**SUPPLIED MATERIAL**
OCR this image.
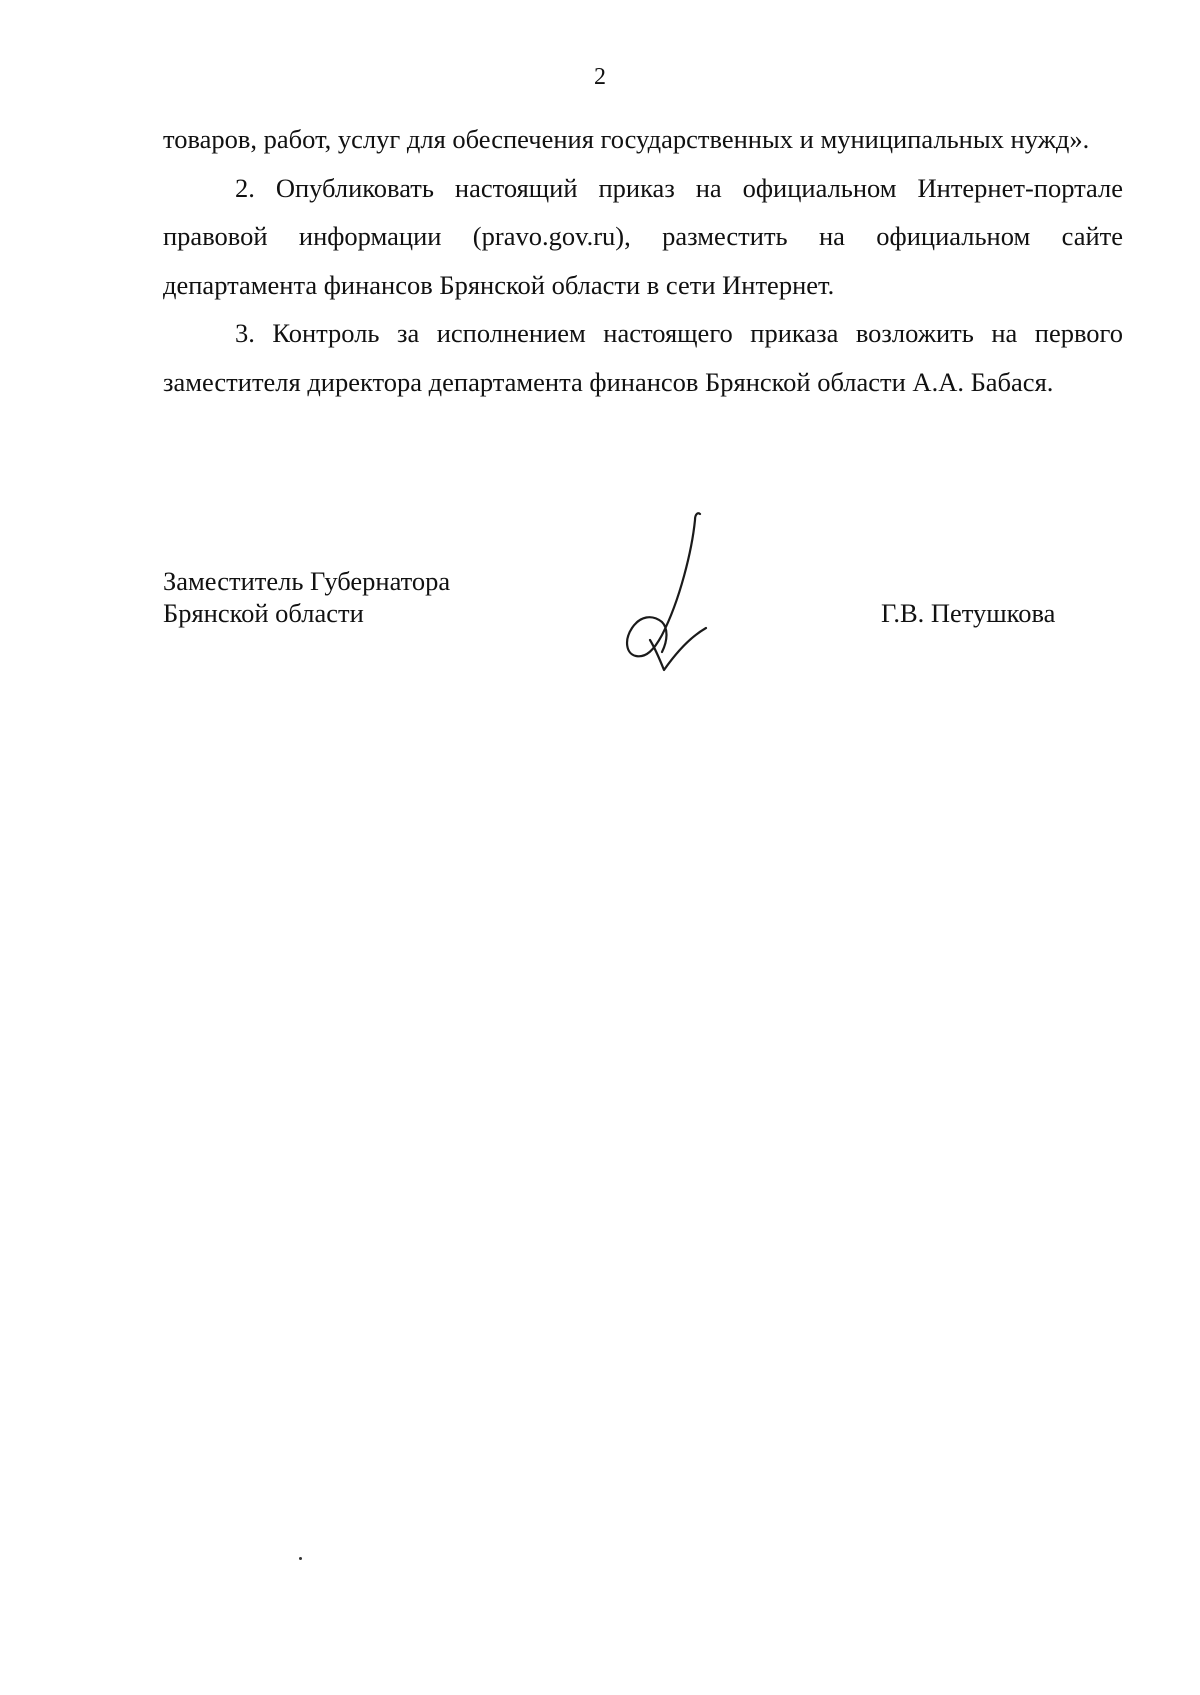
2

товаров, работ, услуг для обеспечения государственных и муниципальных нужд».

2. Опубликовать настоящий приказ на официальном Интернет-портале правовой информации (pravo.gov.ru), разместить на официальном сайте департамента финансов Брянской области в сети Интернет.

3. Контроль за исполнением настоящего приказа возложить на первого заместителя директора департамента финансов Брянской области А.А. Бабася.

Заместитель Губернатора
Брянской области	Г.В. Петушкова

**SHORT TASK**
Reproduce all of the data exactly, omitting each picture it holds.

**RIGHT ANSWER**
OCR this image.
2

товаров, работ, услуг для обеспечения государственных и муниципальных нужд».

2. Опубликовать настоящий приказ на официальном Интернет-портале правовой информации (pravo.gov.ru), разместить на официальном сайте департамента финансов Брянской области в сети Интернет.

3. Контроль за исполнением настоящего приказа возложить на первого заместителя директора департамента финансов Брянской области А.А. Бабася.

Заместитель Губернатора
Брянской области	Г.В. Петушкова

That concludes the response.